**STATED EXERCISE**.
Reproduce the listing below word for word, with no pictures.

=-=-=-=-=

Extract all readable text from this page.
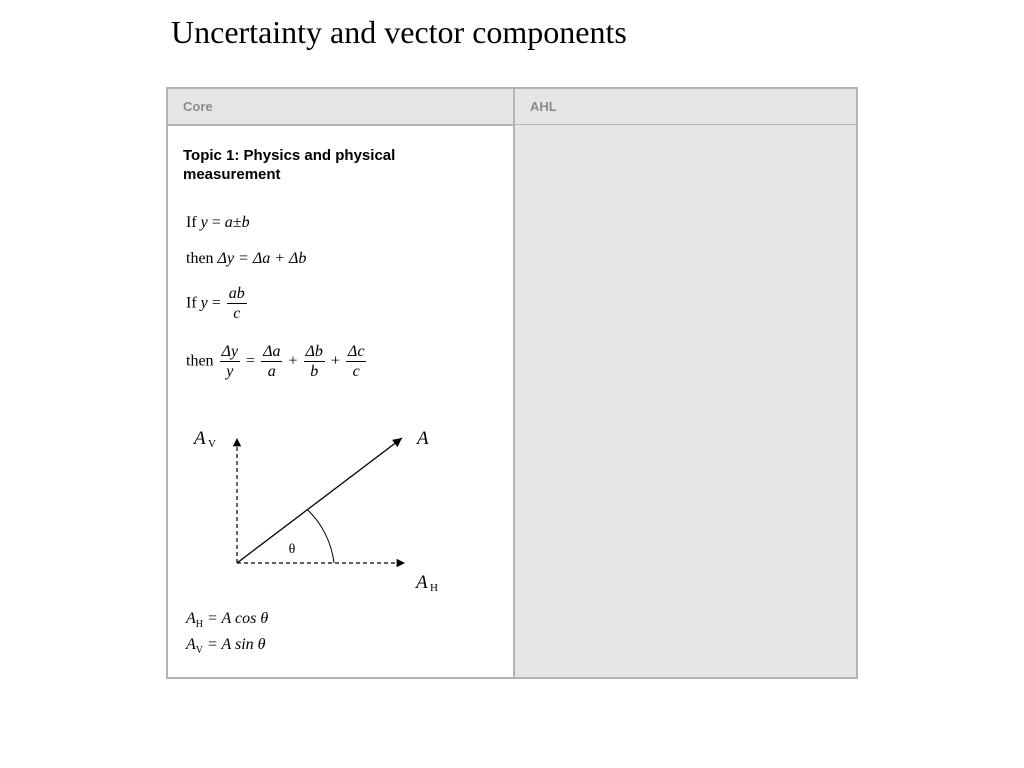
Uncertainty and vector components
Core	AHL
Topic 1: Physics and physical measurement
If y = a±b
then Δy = Δa + Δb
If $y = \frac{ab}{c}$
then $\frac{\Delta y}{y} = \frac{\Delta a}{a} + \frac{\Delta b}{b} + \frac{\Delta c}{c}$
θ
A
A V
A H
$A_H = A$ cos θ
$A_V = A$ sin θ
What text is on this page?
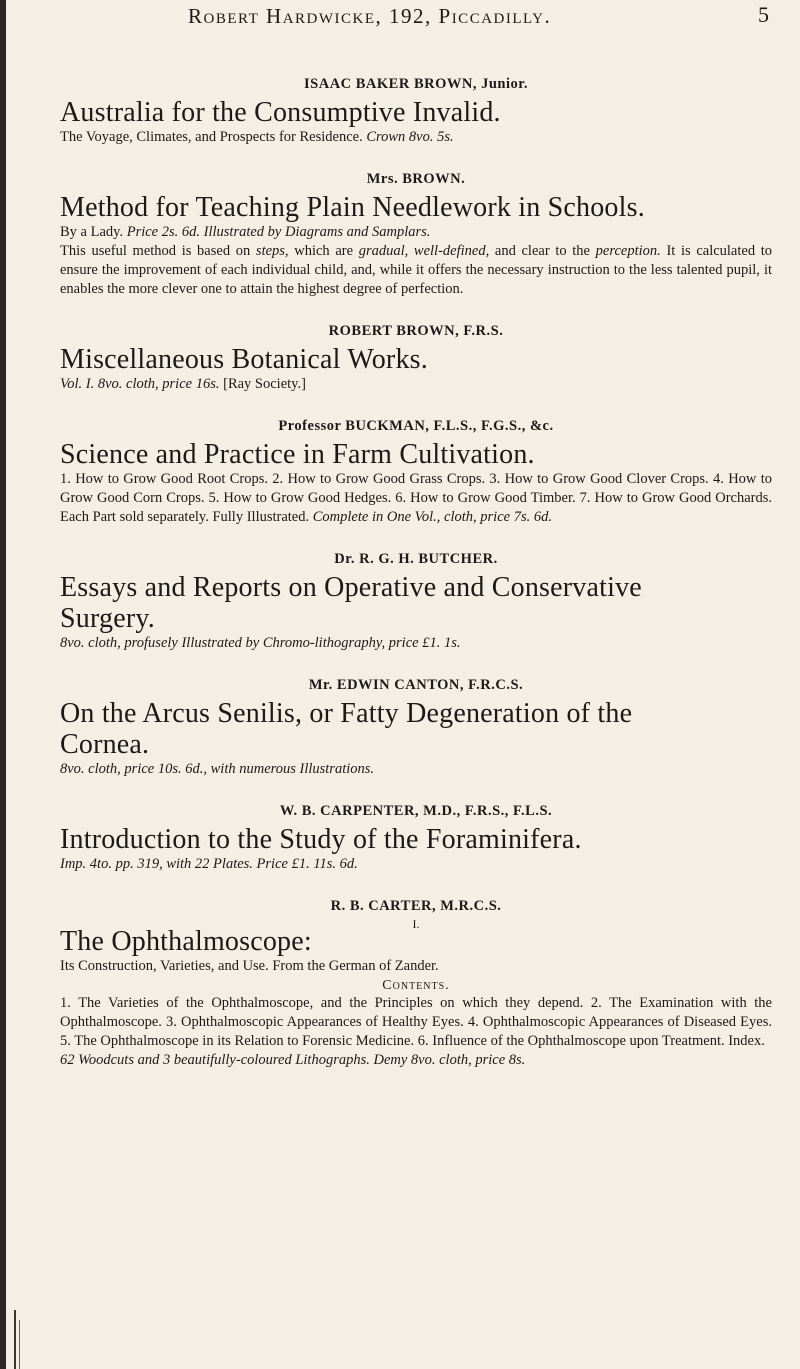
Robert Hardwicke, 192, Piccadilly.	5

ISAAC BAKER BROWN, Junior.

Australia for the Consumptive Invalid.

The Voyage, Climates, and Prospects for Residence. Crown 8vo. 5s.

Mrs. BROWN.

Method for Teaching Plain Needlework in Schools.

By a Lady. Price 2s. 6d. Illustrated by Diagrams and Samplars.

This useful method is based on steps, which are gradual, well-defined, and clear to the perception. It is calculated to ensure the improvement of each individual child, and, while it offers the necessary instruction to the less talented pupil, it enables the more clever one to attain the highest degree of perfection.

ROBERT BROWN, F.R.S.

Miscellaneous Botanical Works.

Vol. I. 8vo. cloth, price 16s. [Ray Society.]

Professor BUCKMAN, F.L.S., F.G.S., &c.

Science and Practice in Farm Cultivation.

1. How to Grow Good Root Crops. 2. How to Grow Good Grass Crops. 3. How to Grow Good Clover Crops. 4. How to Grow Good Corn Crops. 5. How to Grow Good Hedges. 6. How to Grow Good Timber. 7. How to Grow Good Orchards. Each Part sold separately. Fully Illustrated. Complete in One Vol., cloth, price 7s. 6d.

Dr. R. G. H. BUTCHER.

Essays and Reports on Operative and Conservative
Surgery.

8vo. cloth, profusely Illustrated by Chromo-lithography, price £1. 1s.

Mr. EDWIN CANTON, F.R.C.S.

On the Arcus Senilis, or Fatty Degeneration of the
Cornea.

8vo. cloth, price 10s. 6d., with numerous Illustrations.

W. B. CARPENTER, M.D., F.R.S., F.L.S.

Introduction to the Study of the Foraminifera.

Imp. 4to. pp. 319, with 22 Plates. Price £1. 11s. 6d.

R. B. CARTER, M.R.C.S.

I.

The Ophthalmoscope:

Its Construction, Varieties, and Use. From the German of Zander.

Contents.

1. The Varieties of the Ophthalmoscope, and the Principles on which they depend. 2. The Examination with the Ophthalmoscope. 3. Ophthalmoscopic Appearances of Healthy Eyes. 4. Ophthalmoscopic Appearances of Diseased Eyes. 5. The Ophthalmoscope in its Relation to Forensic Medicine. 6. Influence of the Ophthalmoscope upon Treatment. Index.

62 Woodcuts and 3 beautifully-coloured Lithographs. Demy 8vo. cloth, price 8s.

=-=-=-=-=

**THE REPLY**.
Extract all readable text from this page.
Uncertainty and vector components
Core	AHL
Topic 1: Physics and physical measurement
If y = a±b
then Δy = Δa + Δb
If $y = \frac{ab}{c}$
then $\frac{\Delta y}{y} = \frac{\Delta a}{a} + \frac{\Delta b}{b} + \frac{\Delta c}{c}$
θ
A
A V
A H
$A_H = A$ cos θ
$A_V = A$ sin θ
What text is on this page?
Robert Hardwicke, 192, Piccadilly.	5

ISAAC BAKER BROWN, Junior.

Australia for the Consumptive Invalid.

The Voyage, Climates, and Prospects for Residence. Crown 8vo. 5s.

Mrs. BROWN.

Method for Teaching Plain Needlework in Schools.

By a Lady. Price 2s. 6d. Illustrated by Diagrams and Samplars.

This useful method is based on steps, which are gradual, well-defined, and clear to the perception. It is calculated to ensure the improvement of each individual child, and, while it offers the necessary instruction to the less talented pupil, it enables the more clever one to attain the highest degree of perfection.

ROBERT BROWN, F.R.S.

Miscellaneous Botanical Works.

Vol. I. 8vo. cloth, price 16s. [Ray Society.]

Professor BUCKMAN, F.L.S., F.G.S., &c.

Science and Practice in Farm Cultivation.

1. How to Grow Good Root Crops. 2. How to Grow Good Grass Crops. 3. How to Grow Good Clover Crops. 4. How to Grow Good Corn Crops. 5. How to Grow Good Hedges. 6. How to Grow Good Timber. 7. How to Grow Good Orchards. Each Part sold separately. Fully Illustrated. Complete in One Vol., cloth, price 7s. 6d.

Dr. R. G. H. BUTCHER.

Essays and Reports on Operative and Conservative
Surgery.

8vo. cloth, profusely Illustrated by Chromo-lithography, price £1. 1s.

Mr. EDWIN CANTON, F.R.C.S.

On the Arcus Senilis, or Fatty Degeneration of the
Cornea.

8vo. cloth, price 10s. 6d., with numerous Illustrations.

W. B. CARPENTER, M.D., F.R.S., F.L.S.

Introduction to the Study of the Foraminifera.

Imp. 4to. pp. 319, with 22 Plates. Price £1. 11s. 6d.

R. B. CARTER, M.R.C.S.

I.

The Ophthalmoscope:

Its Construction, Varieties, and Use. From the German of Zander.

Contents.

1. The Varieties of the Ophthalmoscope, and the Principles on which they depend. 2. The Examination with the Ophthalmoscope. 3. Ophthalmoscopic Appearances of Healthy Eyes. 4. Ophthalmoscopic Appearances of Diseased Eyes. 5. The Ophthalmoscope in its Relation to Forensic Medicine. 6. Influence of the Ophthalmoscope upon Treatment. Index.

62 Woodcuts and 3 beautifully-coloured Lithographs. Demy 8vo. cloth, price 8s.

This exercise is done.